*EXERCISE BRIEF*.
Output all the data exactly. Pictures do not belong in the copy.

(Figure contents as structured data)
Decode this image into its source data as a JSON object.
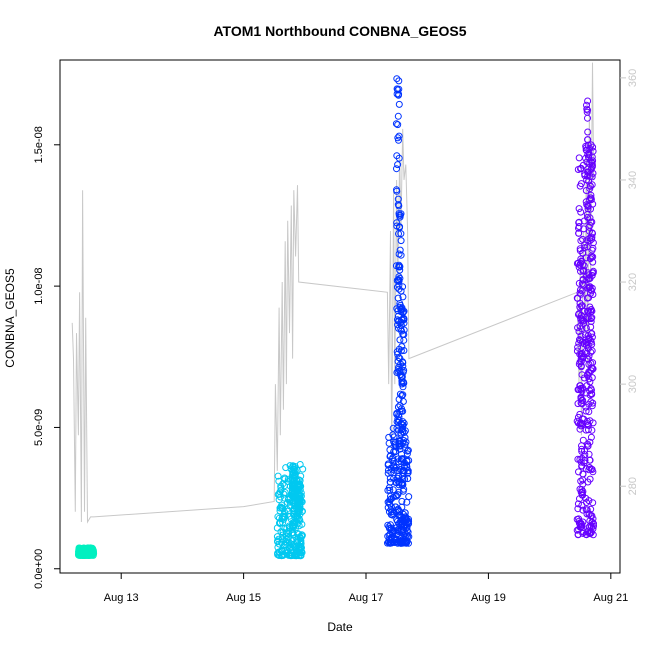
{
  "chart_data": {
    "type": "scatter",
    "title": "ATOM1 Northbound CONBNA_GEOS5",
    "xlabel": "Date",
    "ylabel": "CONBNA_GEOS5",
    "x_axis": {
      "range_days": [
        12.0,
        21.15
      ],
      "ticks": [
        {
          "value": 13,
          "label": "Aug 13"
        },
        {
          "value": 15,
          "label": "Aug 15"
        },
        {
          "value": 17,
          "label": "Aug 17"
        },
        {
          "value": 19,
          "label": "Aug 19"
        },
        {
          "value": 21,
          "label": "Aug 21"
        }
      ]
    },
    "y_axis": {
      "range": [
        -1.5e-10,
        1.8e-08
      ],
      "ticks": [
        {
          "value": 0,
          "label": "0.0e+00"
        },
        {
          "value": 5e-09,
          "label": "5.0e-09"
        },
        {
          "value": 1e-08,
          "label": "1.0e-08"
        },
        {
          "value": 1.5e-08,
          "label": "1.5e-08"
        }
      ]
    },
    "y2_axis": {
      "range": [
        263,
        363.5
      ],
      "color": "#c8c8c8",
      "ticks": [
        {
          "value": 280,
          "label": "280"
        },
        {
          "value": 300,
          "label": "300"
        },
        {
          "value": 320,
          "label": "320"
        },
        {
          "value": 340,
          "label": "340"
        },
        {
          "value": 360,
          "label": "360"
        }
      ]
    },
    "flights": [
      {
        "x_start": 12.3,
        "x_end": 12.55,
        "y_min": 4.7e-10,
        "y_max": 7.4e-10,
        "color": "#00f0c0",
        "bursts": []
      },
      {
        "x_start": 15.55,
        "x_end": 15.97,
        "y_min": 4.6e-10,
        "y_max": 3.7e-09,
        "color": "#00c8f0",
        "bursts": [
          [
            15.82,
            1.4e-09,
            3.7e-09
          ],
          [
            15.9,
            1.6e-09,
            3.2e-09
          ]
        ]
      },
      {
        "x_start": 17.35,
        "x_end": 17.7,
        "y_min": 9e-10,
        "y_max": 5e-09,
        "color": "#0033ff",
        "bursts": [
          [
            17.52,
            3e-09,
            1.74e-08
          ],
          [
            17.55,
            4e-09,
            1.3e-08
          ],
          [
            17.6,
            3e-09,
            1e-08
          ]
        ]
      },
      {
        "x_start": 20.45,
        "x_end": 20.72,
        "y_min": 1.2e-09,
        "y_max": 1.5e-08,
        "color": "#6600ff",
        "bursts": [
          [
            20.62,
            3e-09,
            1.66e-08
          ],
          [
            20.68,
            5e-09,
            1.52e-08
          ],
          [
            20.52,
            2e-09,
            1.2e-08
          ]
        ]
      }
    ],
    "secondary_series": {
      "color": "#c8c8c8",
      "points": [
        [
          12.2,
          312
        ],
        [
          12.22,
          305
        ],
        [
          12.25,
          275
        ],
        [
          12.27,
          310
        ],
        [
          12.3,
          290
        ],
        [
          12.32,
          318
        ],
        [
          12.35,
          273
        ],
        [
          12.37,
          338
        ],
        [
          12.4,
          275
        ],
        [
          12.42,
          313
        ],
        [
          12.45,
          273
        ],
        [
          12.5,
          274
        ],
        [
          12.55,
          274
        ],
        [
          15.0,
          276
        ],
        [
          15.5,
          277
        ],
        [
          15.52,
          300
        ],
        [
          15.55,
          283
        ],
        [
          15.58,
          315
        ],
        [
          15.6,
          290
        ],
        [
          15.63,
          320
        ],
        [
          15.65,
          295
        ],
        [
          15.68,
          328
        ],
        [
          15.7,
          300
        ],
        [
          15.72,
          332
        ],
        [
          15.75,
          310
        ],
        [
          15.78,
          335
        ],
        [
          15.8,
          305
        ],
        [
          15.82,
          338
        ],
        [
          15.85,
          325
        ],
        [
          15.88,
          339
        ],
        [
          15.9,
          320
        ],
        [
          17.35,
          318
        ],
        [
          17.37,
          300
        ],
        [
          17.4,
          330
        ],
        [
          17.42,
          285
        ],
        [
          17.45,
          338
        ],
        [
          17.47,
          300
        ],
        [
          17.5,
          340
        ],
        [
          17.52,
          320
        ],
        [
          17.55,
          345
        ],
        [
          17.57,
          330
        ],
        [
          17.6,
          350
        ],
        [
          17.62,
          340
        ],
        [
          17.65,
          343
        ],
        [
          17.68,
          330
        ],
        [
          17.7,
          305
        ],
        [
          20.45,
          318
        ],
        [
          20.48,
          300
        ],
        [
          20.5,
          325
        ],
        [
          20.52,
          290
        ],
        [
          20.55,
          330
        ],
        [
          20.58,
          310
        ],
        [
          20.6,
          345
        ],
        [
          20.62,
          300
        ],
        [
          20.65,
          355
        ],
        [
          20.67,
          320
        ],
        [
          20.7,
          363
        ],
        [
          20.72,
          340
        ]
      ]
    },
    "grid": false,
    "legend": "none"
  }
}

*OUTPUT FOR THIS TASK*.
Decode this image into its source data as a JSON object.
{
  "chart_data": {
    "type": "scatter",
    "title": "ATOM1 Northbound CONBNA_GEOS5",
    "xlabel": "Date",
    "ylabel": "CONBNA_GEOS5",
    "x_axis": {
      "range_days": [
        12.0,
        21.15
      ],
      "ticks": [
        {
          "value": 13,
          "label": "Aug 13"
        },
        {
          "value": 15,
          "label": "Aug 15"
        },
        {
          "value": 17,
          "label": "Aug 17"
        },
        {
          "value": 19,
          "label": "Aug 19"
        },
        {
          "value": 21,
          "label": "Aug 21"
        }
      ]
    },
    "y_axis": {
      "range": [
        -1.5e-10,
        1.8e-08
      ],
      "ticks": [
        {
          "value": 0,
          "label": "0.0e+00"
        },
        {
          "value": 5e-09,
          "label": "5.0e-09"
        },
        {
          "value": 1e-08,
          "label": "1.0e-08"
        },
        {
          "value": 1.5e-08,
          "label": "1.5e-08"
        }
      ]
    },
    "y2_axis": {
      "range": [
        263,
        363.5
      ],
      "color": "#c8c8c8",
      "ticks": [
        {
          "value": 280,
          "label": "280"
        },
        {
          "value": 300,
          "label": "300"
        },
        {
          "value": 320,
          "label": "320"
        },
        {
          "value": 340,
          "label": "340"
        },
        {
          "value": 360,
          "label": "360"
        }
      ]
    },
    "flights": [
      {
        "x_start": 12.3,
        "x_end": 12.55,
        "y_min": 4.7e-10,
        "y_max": 7.4e-10,
        "color": "#00f0c0",
        "bursts": []
      },
      {
        "x_start": 15.55,
        "x_end": 15.97,
        "y_min": 4.6e-10,
        "y_max": 3.7e-09,
        "color": "#00c8f0",
        "bursts": [
          [
            15.82,
            1.4e-09,
            3.7e-09
          ],
          [
            15.9,
            1.6e-09,
            3.2e-09
          ]
        ]
      },
      {
        "x_start": 17.35,
        "x_end": 17.7,
        "y_min": 9e-10,
        "y_max": 5e-09,
        "color": "#0033ff",
        "bursts": [
          [
            17.52,
            3e-09,
            1.74e-08
          ],
          [
            17.55,
            4e-09,
            1.3e-08
          ],
          [
            17.6,
            3e-09,
            1e-08
          ]
        ]
      },
      {
        "x_start": 20.45,
        "x_end": 20.72,
        "y_min": 1.2e-09,
        "y_max": 1.5e-08,
        "color": "#6600ff",
        "bursts": [
          [
            20.62,
            3e-09,
            1.66e-08
          ],
          [
            20.68,
            5e-09,
            1.52e-08
          ],
          [
            20.52,
            2e-09,
            1.2e-08
          ]
        ]
      }
    ],
    "secondary_series": {
      "color": "#c8c8c8",
      "points": [
        [
          12.2,
          312
        ],
        [
          12.22,
          305
        ],
        [
          12.25,
          275
        ],
        [
          12.27,
          310
        ],
        [
          12.3,
          290
        ],
        [
          12.32,
          318
        ],
        [
          12.35,
          273
        ],
        [
          12.37,
          338
        ],
        [
          12.4,
          275
        ],
        [
          12.42,
          313
        ],
        [
          12.45,
          273
        ],
        [
          12.5,
          274
        ],
        [
          12.55,
          274
        ],
        [
          15.0,
          276
        ],
        [
          15.5,
          277
        ],
        [
          15.52,
          300
        ],
        [
          15.55,
          283
        ],
        [
          15.58,
          315
        ],
        [
          15.6,
          290
        ],
        [
          15.63,
          320
        ],
        [
          15.65,
          295
        ],
        [
          15.68,
          328
        ],
        [
          15.7,
          300
        ],
        [
          15.72,
          332
        ],
        [
          15.75,
          310
        ],
        [
          15.78,
          335
        ],
        [
          15.8,
          305
        ],
        [
          15.82,
          338
        ],
        [
          15.85,
          325
        ],
        [
          15.88,
          339
        ],
        [
          15.9,
          320
        ],
        [
          17.35,
          318
        ],
        [
          17.37,
          300
        ],
        [
          17.4,
          330
        ],
        [
          17.42,
          285
        ],
        [
          17.45,
          338
        ],
        [
          17.47,
          300
        ],
        [
          17.5,
          340
        ],
        [
          17.52,
          320
        ],
        [
          17.55,
          345
        ],
        [
          17.57,
          330
        ],
        [
          17.6,
          350
        ],
        [
          17.62,
          340
        ],
        [
          17.65,
          343
        ],
        [
          17.68,
          330
        ],
        [
          17.7,
          305
        ],
        [
          20.45,
          318
        ],
        [
          20.48,
          300
        ],
        [
          20.5,
          325
        ],
        [
          20.52,
          290
        ],
        [
          20.55,
          330
        ],
        [
          20.58,
          310
        ],
        [
          20.6,
          345
        ],
        [
          20.62,
          300
        ],
        [
          20.65,
          355
        ],
        [
          20.67,
          320
        ],
        [
          20.7,
          363
        ],
        [
          20.72,
          340
        ]
      ]
    },
    "grid": false,
    "legend": "none"
  }
}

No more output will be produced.